====== INPUT FOR THIS TASK ======
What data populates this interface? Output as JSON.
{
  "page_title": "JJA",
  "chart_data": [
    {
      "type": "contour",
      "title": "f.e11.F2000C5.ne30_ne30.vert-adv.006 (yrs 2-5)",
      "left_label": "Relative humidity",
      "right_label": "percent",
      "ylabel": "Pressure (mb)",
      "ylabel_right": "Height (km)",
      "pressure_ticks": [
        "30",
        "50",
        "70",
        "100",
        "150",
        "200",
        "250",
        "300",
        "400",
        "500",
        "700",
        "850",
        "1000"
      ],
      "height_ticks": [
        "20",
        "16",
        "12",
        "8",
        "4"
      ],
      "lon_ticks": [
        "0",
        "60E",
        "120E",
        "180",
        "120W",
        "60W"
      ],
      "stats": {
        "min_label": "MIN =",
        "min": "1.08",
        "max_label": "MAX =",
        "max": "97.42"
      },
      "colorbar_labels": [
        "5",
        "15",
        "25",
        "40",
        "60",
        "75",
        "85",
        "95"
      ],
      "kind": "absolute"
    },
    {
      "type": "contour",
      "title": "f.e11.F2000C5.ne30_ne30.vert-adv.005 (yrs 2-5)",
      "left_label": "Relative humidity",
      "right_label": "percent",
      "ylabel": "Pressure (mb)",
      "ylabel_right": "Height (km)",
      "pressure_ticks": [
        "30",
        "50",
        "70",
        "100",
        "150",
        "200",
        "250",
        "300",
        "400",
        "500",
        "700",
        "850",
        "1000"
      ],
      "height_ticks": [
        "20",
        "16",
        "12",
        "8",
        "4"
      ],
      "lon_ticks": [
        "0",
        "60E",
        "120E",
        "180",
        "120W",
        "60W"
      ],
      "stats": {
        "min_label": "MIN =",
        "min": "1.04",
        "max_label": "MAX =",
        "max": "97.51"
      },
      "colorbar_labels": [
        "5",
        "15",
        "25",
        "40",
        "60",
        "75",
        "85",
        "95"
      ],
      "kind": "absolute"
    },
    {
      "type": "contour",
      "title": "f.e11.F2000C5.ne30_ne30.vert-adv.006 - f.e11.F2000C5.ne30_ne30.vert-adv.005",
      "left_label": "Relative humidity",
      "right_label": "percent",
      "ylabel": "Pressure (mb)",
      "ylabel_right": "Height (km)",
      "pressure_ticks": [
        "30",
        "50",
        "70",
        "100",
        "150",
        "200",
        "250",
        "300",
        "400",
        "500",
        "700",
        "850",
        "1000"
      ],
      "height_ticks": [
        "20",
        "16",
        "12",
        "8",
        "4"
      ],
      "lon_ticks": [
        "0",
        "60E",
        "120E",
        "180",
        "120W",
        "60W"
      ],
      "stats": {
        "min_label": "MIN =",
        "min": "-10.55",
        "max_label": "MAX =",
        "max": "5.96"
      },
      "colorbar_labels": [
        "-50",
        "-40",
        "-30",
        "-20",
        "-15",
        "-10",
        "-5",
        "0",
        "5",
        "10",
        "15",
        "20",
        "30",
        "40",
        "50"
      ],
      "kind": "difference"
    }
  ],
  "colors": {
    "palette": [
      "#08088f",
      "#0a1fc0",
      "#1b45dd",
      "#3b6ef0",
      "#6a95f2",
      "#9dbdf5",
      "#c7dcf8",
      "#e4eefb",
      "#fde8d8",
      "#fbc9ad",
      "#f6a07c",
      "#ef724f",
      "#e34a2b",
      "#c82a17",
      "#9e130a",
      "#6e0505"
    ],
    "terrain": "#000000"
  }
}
======
* **TASK BRIEF**: Write each line above out exactly.

* **ANSWER**:
What data populates this interface? Output as JSON.
{
  "page_title": "JJA",
  "chart_data": [
    {
      "type": "contour",
      "title": "f.e11.F2000C5.ne30_ne30.vert-adv.006 (yrs 2-5)",
      "left_label": "Relative humidity",
      "right_label": "percent",
      "ylabel": "Pressure (mb)",
      "ylabel_right": "Height (km)",
      "pressure_ticks": [
        "30",
        "50",
        "70",
        "100",
        "150",
        "200",
        "250",
        "300",
        "400",
        "500",
        "700",
        "850",
        "1000"
      ],
      "height_ticks": [
        "20",
        "16",
        "12",
        "8",
        "4"
      ],
      "lon_ticks": [
        "0",
        "60E",
        "120E",
        "180",
        "120W",
        "60W"
      ],
      "stats": {
        "min_label": "MIN =",
        "min": "1.08",
        "max_label": "MAX =",
        "max": "97.42"
      },
      "colorbar_labels": [
        "5",
        "15",
        "25",
        "40",
        "60",
        "75",
        "85",
        "95"
      ],
      "kind": "absolute"
    },
    {
      "type": "contour",
      "title": "f.e11.F2000C5.ne30_ne30.vert-adv.005 (yrs 2-5)",
      "left_label": "Relative humidity",
      "right_label": "percent",
      "ylabel": "Pressure (mb)",
      "ylabel_right": "Height (km)",
      "pressure_ticks": [
        "30",
        "50",
        "70",
        "100",
        "150",
        "200",
        "250",
        "300",
        "400",
        "500",
        "700",
        "850",
        "1000"
      ],
      "height_ticks": [
        "20",
        "16",
        "12",
        "8",
        "4"
      ],
      "lon_ticks": [
        "0",
        "60E",
        "120E",
        "180",
        "120W",
        "60W"
      ],
      "stats": {
        "min_label": "MIN =",
        "min": "1.04",
        "max_label": "MAX =",
        "max": "97.51"
      },
      "colorbar_labels": [
        "5",
        "15",
        "25",
        "40",
        "60",
        "75",
        "85",
        "95"
      ],
      "kind": "absolute"
    },
    {
      "type": "contour",
      "title": "f.e11.F2000C5.ne30_ne30.vert-adv.006 - f.e11.F2000C5.ne30_ne30.vert-adv.005",
      "left_label": "Relative humidity",
      "right_label": "percent",
      "ylabel": "Pressure (mb)",
      "ylabel_right": "Height (km)",
      "pressure_ticks": [
        "30",
        "50",
        "70",
        "100",
        "150",
        "200",
        "250",
        "300",
        "400",
        "500",
        "700",
        "850",
        "1000"
      ],
      "height_ticks": [
        "20",
        "16",
        "12",
        "8",
        "4"
      ],
      "lon_ticks": [
        "0",
        "60E",
        "120E",
        "180",
        "120W",
        "60W"
      ],
      "stats": {
        "min_label": "MIN =",
        "min": "-10.55",
        "max_label": "MAX =",
        "max": "5.96"
      },
      "colorbar_labels": [
        "-50",
        "-40",
        "-30",
        "-20",
        "-15",
        "-10",
        "-5",
        "0",
        "5",
        "10",
        "15",
        "20",
        "30",
        "40",
        "50"
      ],
      "kind": "difference"
    }
  ],
  "colors": {
    "palette": [
      "#08088f",
      "#0a1fc0",
      "#1b45dd",
      "#3b6ef0",
      "#6a95f2",
      "#9dbdf5",
      "#c7dcf8",
      "#e4eefb",
      "#fde8d8",
      "#fbc9ad",
      "#f6a07c",
      "#ef724f",
      "#e34a2b",
      "#c82a17",
      "#9e130a",
      "#6e0505"
    ],
    "terrain": "#000000"
  }
}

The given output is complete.